### Instruction
From the line that includes "Serialize everything readable" to the last line of the data, quote each line precisely; both boundary lines belong in the answer.

──────── Stored rows ────────

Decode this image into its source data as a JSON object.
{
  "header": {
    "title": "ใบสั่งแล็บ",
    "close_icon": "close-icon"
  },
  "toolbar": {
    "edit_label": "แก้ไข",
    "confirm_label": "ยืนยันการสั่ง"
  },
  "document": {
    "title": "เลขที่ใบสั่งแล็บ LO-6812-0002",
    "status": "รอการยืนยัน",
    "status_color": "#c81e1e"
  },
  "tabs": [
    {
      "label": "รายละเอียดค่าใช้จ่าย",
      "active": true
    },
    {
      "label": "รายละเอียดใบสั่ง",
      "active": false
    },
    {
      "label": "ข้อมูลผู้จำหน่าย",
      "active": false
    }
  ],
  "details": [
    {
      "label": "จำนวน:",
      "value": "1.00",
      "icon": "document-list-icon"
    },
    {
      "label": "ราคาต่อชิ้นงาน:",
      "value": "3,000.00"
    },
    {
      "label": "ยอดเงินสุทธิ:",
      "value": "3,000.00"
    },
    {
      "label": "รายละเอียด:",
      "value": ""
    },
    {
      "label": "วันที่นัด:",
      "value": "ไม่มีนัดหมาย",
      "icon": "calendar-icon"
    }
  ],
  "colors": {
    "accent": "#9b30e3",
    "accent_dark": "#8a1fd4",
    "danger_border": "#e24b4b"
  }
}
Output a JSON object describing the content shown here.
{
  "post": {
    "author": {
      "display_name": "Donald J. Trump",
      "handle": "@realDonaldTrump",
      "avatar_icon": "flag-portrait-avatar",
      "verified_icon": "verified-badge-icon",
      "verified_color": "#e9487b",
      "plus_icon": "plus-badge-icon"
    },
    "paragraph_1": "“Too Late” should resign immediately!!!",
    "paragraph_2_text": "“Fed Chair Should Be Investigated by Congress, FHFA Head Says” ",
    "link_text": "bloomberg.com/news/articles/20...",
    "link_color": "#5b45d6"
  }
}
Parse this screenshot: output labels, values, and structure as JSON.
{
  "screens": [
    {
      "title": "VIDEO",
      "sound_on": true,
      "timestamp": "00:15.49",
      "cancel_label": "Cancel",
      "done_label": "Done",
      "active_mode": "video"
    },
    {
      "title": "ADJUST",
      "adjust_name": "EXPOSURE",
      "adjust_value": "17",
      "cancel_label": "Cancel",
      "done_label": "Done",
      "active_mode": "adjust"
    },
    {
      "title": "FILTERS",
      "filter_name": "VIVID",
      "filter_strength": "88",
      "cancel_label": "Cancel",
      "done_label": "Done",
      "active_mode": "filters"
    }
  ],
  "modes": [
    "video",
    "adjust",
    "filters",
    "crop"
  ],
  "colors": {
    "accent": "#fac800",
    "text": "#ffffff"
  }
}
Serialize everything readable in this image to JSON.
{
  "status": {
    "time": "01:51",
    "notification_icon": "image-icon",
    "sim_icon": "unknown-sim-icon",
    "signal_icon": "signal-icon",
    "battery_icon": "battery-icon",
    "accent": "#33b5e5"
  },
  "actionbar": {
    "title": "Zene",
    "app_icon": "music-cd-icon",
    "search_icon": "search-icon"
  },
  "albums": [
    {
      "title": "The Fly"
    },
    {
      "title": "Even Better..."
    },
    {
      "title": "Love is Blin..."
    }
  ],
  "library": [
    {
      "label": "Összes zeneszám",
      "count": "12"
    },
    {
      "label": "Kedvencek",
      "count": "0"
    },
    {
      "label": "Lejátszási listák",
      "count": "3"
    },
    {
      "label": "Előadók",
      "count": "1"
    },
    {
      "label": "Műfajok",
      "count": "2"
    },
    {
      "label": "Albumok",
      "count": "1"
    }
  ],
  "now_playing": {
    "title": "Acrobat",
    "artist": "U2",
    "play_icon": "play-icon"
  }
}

────────

### Answer
Serialize everything readable in this image to JSON.
{
  "status": {
    "time": "01:51",
    "notification_icon": "image-icon",
    "sim_icon": "unknown-sim-icon",
    "signal_icon": "signal-icon",
    "battery_icon": "battery-icon",
    "accent": "#33b5e5"
  },
  "actionbar": {
    "title": "Zene",
    "app_icon": "music-cd-icon",
    "search_icon": "search-icon"
  },
  "albums": [
    {
      "title": "The Fly"
    },
    {
      "title": "Even Better..."
    },
    {
      "title": "Love is Blin..."
    }
  ],
  "library": [
    {
      "label": "Összes zeneszám",
      "count": "12"
    },
    {
      "label": "Kedvencek",
      "count": "0"
    },
    {
      "label": "Lejátszási listák",
      "count": "3"
    },
    {
      "label": "Előadók",
      "count": "1"
    },
    {
      "label": "Műfajok",
      "count": "2"
    },
    {
      "label": "Albumok",
      "count": "1"
    }
  ],
  "now_playing": {
    "title": "Acrobat",
    "artist": "U2",
    "play_icon": "play-icon"
  }
}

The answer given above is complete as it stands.